- _Problem details_:
Repeat all of the data precisely.

Items listed in a dataset
=-=-=

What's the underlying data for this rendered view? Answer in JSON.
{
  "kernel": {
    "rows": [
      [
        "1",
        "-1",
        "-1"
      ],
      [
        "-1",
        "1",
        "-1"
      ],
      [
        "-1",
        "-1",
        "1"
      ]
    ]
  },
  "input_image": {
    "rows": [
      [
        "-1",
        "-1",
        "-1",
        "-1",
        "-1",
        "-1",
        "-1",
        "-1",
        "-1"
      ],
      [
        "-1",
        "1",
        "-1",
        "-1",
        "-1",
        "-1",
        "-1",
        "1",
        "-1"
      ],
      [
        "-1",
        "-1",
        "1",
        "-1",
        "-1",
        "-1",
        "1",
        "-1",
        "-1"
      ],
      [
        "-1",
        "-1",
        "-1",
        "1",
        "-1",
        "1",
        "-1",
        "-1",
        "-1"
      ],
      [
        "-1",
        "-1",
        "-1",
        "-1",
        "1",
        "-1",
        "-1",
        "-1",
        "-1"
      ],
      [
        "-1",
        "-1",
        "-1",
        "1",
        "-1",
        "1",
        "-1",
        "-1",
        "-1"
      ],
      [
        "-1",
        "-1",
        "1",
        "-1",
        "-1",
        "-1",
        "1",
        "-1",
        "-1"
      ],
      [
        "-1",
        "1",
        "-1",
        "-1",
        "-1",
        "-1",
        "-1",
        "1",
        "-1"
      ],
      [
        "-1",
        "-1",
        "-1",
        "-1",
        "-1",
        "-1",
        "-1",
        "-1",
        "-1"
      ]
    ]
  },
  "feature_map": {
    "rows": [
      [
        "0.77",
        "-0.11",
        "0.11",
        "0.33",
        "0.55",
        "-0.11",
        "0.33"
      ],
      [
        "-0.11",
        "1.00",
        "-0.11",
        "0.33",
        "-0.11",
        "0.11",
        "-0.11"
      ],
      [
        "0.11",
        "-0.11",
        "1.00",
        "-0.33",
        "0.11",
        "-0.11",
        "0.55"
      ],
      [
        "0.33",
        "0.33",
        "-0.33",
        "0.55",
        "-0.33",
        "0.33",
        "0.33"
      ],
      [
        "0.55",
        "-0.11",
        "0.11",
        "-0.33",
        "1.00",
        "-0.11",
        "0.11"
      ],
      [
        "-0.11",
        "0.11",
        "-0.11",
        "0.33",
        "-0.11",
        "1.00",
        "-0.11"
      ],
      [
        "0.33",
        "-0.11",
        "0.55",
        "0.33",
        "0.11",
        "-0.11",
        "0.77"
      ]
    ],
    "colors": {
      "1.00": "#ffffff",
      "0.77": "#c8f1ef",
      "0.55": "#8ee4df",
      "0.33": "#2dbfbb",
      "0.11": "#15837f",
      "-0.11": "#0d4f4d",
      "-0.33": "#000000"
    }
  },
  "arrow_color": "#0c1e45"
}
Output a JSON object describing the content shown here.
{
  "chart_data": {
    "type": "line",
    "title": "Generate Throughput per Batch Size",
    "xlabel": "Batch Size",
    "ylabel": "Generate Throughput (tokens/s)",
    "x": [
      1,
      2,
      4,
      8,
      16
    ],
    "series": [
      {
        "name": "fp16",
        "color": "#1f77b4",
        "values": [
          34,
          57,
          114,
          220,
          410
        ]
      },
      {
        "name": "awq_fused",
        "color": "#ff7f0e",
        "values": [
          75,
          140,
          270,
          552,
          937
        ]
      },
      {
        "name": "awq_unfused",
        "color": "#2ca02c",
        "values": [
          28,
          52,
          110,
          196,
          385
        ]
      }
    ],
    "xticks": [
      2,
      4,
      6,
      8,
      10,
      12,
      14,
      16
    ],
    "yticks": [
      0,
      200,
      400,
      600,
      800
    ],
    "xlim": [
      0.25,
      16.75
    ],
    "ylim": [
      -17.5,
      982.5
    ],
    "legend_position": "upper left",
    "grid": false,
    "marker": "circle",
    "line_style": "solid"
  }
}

=-=-=

- _Response for this exercise_:
What's the underlying data for this rendered view? Answer in JSON.
{
  "kernel": {
    "rows": [
      [
        "1",
        "-1",
        "-1"
      ],
      [
        "-1",
        "1",
        "-1"
      ],
      [
        "-1",
        "-1",
        "1"
      ]
    ]
  },
  "input_image": {
    "rows": [
      [
        "-1",
        "-1",
        "-1",
        "-1",
        "-1",
        "-1",
        "-1",
        "-1",
        "-1"
      ],
      [
        "-1",
        "1",
        "-1",
        "-1",
        "-1",
        "-1",
        "-1",
        "1",
        "-1"
      ],
      [
        "-1",
        "-1",
        "1",
        "-1",
        "-1",
        "-1",
        "1",
        "-1",
        "-1"
      ],
      [
        "-1",
        "-1",
        "-1",
        "1",
        "-1",
        "1",
        "-1",
        "-1",
        "-1"
      ],
      [
        "-1",
        "-1",
        "-1",
        "-1",
        "1",
        "-1",
        "-1",
        "-1",
        "-1"
      ],
      [
        "-1",
        "-1",
        "-1",
        "1",
        "-1",
        "1",
        "-1",
        "-1",
        "-1"
      ],
      [
        "-1",
        "-1",
        "1",
        "-1",
        "-1",
        "-1",
        "1",
        "-1",
        "-1"
      ],
      [
        "-1",
        "1",
        "-1",
        "-1",
        "-1",
        "-1",
        "-1",
        "1",
        "-1"
      ],
      [
        "-1",
        "-1",
        "-1",
        "-1",
        "-1",
        "-1",
        "-1",
        "-1",
        "-1"
      ]
    ]
  },
  "feature_map": {
    "rows": [
      [
        "0.77",
        "-0.11",
        "0.11",
        "0.33",
        "0.55",
        "-0.11",
        "0.33"
      ],
      [
        "-0.11",
        "1.00",
        "-0.11",
        "0.33",
        "-0.11",
        "0.11",
        "-0.11"
      ],
      [
        "0.11",
        "-0.11",
        "1.00",
        "-0.33",
        "0.11",
        "-0.11",
        "0.55"
      ],
      [
        "0.33",
        "0.33",
        "-0.33",
        "0.55",
        "-0.33",
        "0.33",
        "0.33"
      ],
      [
        "0.55",
        "-0.11",
        "0.11",
        "-0.33",
        "1.00",
        "-0.11",
        "0.11"
      ],
      [
        "-0.11",
        "0.11",
        "-0.11",
        "0.33",
        "-0.11",
        "1.00",
        "-0.11"
      ],
      [
        "0.33",
        "-0.11",
        "0.55",
        "0.33",
        "0.11",
        "-0.11",
        "0.77"
      ]
    ],
    "colors": {
      "1.00": "#ffffff",
      "0.77": "#c8f1ef",
      "0.55": "#8ee4df",
      "0.33": "#2dbfbb",
      "0.11": "#15837f",
      "-0.11": "#0d4f4d",
      "-0.33": "#000000"
    }
  },
  "arrow_color": "#0c1e45"
}
Output a JSON object describing the content shown here.
{
  "chart_data": {
    "type": "line",
    "title": "Generate Throughput per Batch Size",
    "xlabel": "Batch Size",
    "ylabel": "Generate Throughput (tokens/s)",
    "x": [
      1,
      2,
      4,
      8,
      16
    ],
    "series": [
      {
        "name": "fp16",
        "color": "#1f77b4",
        "values": [
          34,
          57,
          114,
          220,
          410
        ]
      },
      {
        "name": "awq_fused",
        "color": "#ff7f0e",
        "values": [
          75,
          140,
          270,
          552,
          937
        ]
      },
      {
        "name": "awq_unfused",
        "color": "#2ca02c",
        "values": [
          28,
          52,
          110,
          196,
          385
        ]
      }
    ],
    "xticks": [
      2,
      4,
      6,
      8,
      10,
      12,
      14,
      16
    ],
    "yticks": [
      0,
      200,
      400,
      600,
      800
    ],
    "xlim": [
      0.25,
      16.75
    ],
    "ylim": [
      -17.5,
      982.5
    ],
    "legend_position": "upper left",
    "grid": false,
    "marker": "circle",
    "line_style": "solid"
  }
}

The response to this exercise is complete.